**AIM**
Please write out the passage of the pheasant hunt thread starting at "## Shortdrift (Apr" and ending at "there two times.", word for word.

**TEXT EXCERPT**
--- start ---

# Youth pheasant hunt weekend two



## Mr. Basskisser (Oct 18, 2005)

After I left the boys last week Joe ended getting a bird. This weekend the hot streak continued. We flushed this cockbird about 10 minutes into the hunt.







Joe hit him on the first shot but he flew quite a ways and landed. Dan's pup rooted him out and Dan chased it down a well as any retriever.







Several flushes later Joe got another chance at a rooster and he made it count for a limit in just an hour and twenty minutes.








Sunday morning was more of the same. Had a couple of wild flushes then Joe nailed a tight sitting bird. This time it was my turn to be the retriever. After Dude, Dan's older setter pointed the wounded bird, it ran past me and I gave a quick chase punctuated by a nice dive to catch the bird. Dan and Joe got a good laugh out of the chase.







After I left them this morning they were going to another spot so I wouldn't doubt if Joe ended up with another limit. What a good couple of hunts.


----------



## Shortdrift (Apr 5, 2004)

Good going on the limit. I can remember my first limit and still could describe every detail to you regarding the hunt.  Thanks for sharing the pictures with us. BTW; Is he still smiling?


----------



## john_michaels72 (Oct 19, 2004)

Congratulations to your boys, that was a fantastic weekend. Were they hunting public hunting areas or private? What part of pickaway? My vacation is coming next week and I'm looking for some good places to pheasant hunt. I usually hunt Deer Creek but I didn't do to well there last year allthough I only got to go there two times.


----------

--- end ---

Dataset entries
--- start ---

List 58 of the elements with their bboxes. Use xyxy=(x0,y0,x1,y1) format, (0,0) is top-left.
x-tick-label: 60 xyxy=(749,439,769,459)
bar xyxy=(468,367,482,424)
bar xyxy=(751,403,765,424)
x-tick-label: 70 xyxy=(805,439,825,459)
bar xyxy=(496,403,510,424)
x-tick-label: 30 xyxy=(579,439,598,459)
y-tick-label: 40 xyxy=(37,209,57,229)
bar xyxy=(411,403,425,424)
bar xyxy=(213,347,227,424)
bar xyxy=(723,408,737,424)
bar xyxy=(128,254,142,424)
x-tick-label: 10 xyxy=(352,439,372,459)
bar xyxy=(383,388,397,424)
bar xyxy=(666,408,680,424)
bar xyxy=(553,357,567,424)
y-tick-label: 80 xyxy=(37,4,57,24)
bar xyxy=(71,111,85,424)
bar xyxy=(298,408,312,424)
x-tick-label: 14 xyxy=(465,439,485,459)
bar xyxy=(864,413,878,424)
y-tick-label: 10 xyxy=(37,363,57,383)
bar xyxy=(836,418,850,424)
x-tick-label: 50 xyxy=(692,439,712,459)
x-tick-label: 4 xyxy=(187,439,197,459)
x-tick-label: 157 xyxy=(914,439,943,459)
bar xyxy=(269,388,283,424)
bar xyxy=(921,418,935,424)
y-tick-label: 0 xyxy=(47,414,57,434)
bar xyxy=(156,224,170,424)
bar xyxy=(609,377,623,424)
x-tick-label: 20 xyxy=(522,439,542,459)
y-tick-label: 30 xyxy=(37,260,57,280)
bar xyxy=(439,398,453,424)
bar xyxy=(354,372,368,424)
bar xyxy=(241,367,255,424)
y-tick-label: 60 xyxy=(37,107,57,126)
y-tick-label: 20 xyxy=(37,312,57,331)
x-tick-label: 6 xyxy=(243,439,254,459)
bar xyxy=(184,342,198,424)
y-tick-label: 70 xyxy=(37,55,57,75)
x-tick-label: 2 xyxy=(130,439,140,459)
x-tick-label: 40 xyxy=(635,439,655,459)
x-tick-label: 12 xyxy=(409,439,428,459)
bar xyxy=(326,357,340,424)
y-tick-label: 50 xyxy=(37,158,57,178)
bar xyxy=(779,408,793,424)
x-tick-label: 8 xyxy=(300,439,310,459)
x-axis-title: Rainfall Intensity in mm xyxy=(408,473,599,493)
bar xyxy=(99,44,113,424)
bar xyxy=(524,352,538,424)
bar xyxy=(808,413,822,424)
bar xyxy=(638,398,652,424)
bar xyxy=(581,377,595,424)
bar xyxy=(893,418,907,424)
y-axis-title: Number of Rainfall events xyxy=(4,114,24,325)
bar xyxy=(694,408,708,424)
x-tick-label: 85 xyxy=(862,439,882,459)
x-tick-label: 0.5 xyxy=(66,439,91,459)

--- end ---

**RESPONSE**
## Shortdrift (Apr 5, 2004)

Good going on the limit. I can remember my first limit and still could describe every detail to you regarding the hunt.  Thanks for sharing the pictures with us. BTW; Is he still smiling?


----------



## john_michaels72 (Oct 19, 2004)

Congratulations to your boys, that was a fantastic weekend. Were they hunting public hunting areas or private? What part of pickaway? My vacation is coming next week and I'm looking for some good places to pheasant hunt. I usually hunt Deer Creek but I didn't do to well there last year allthough I only got to go there two times.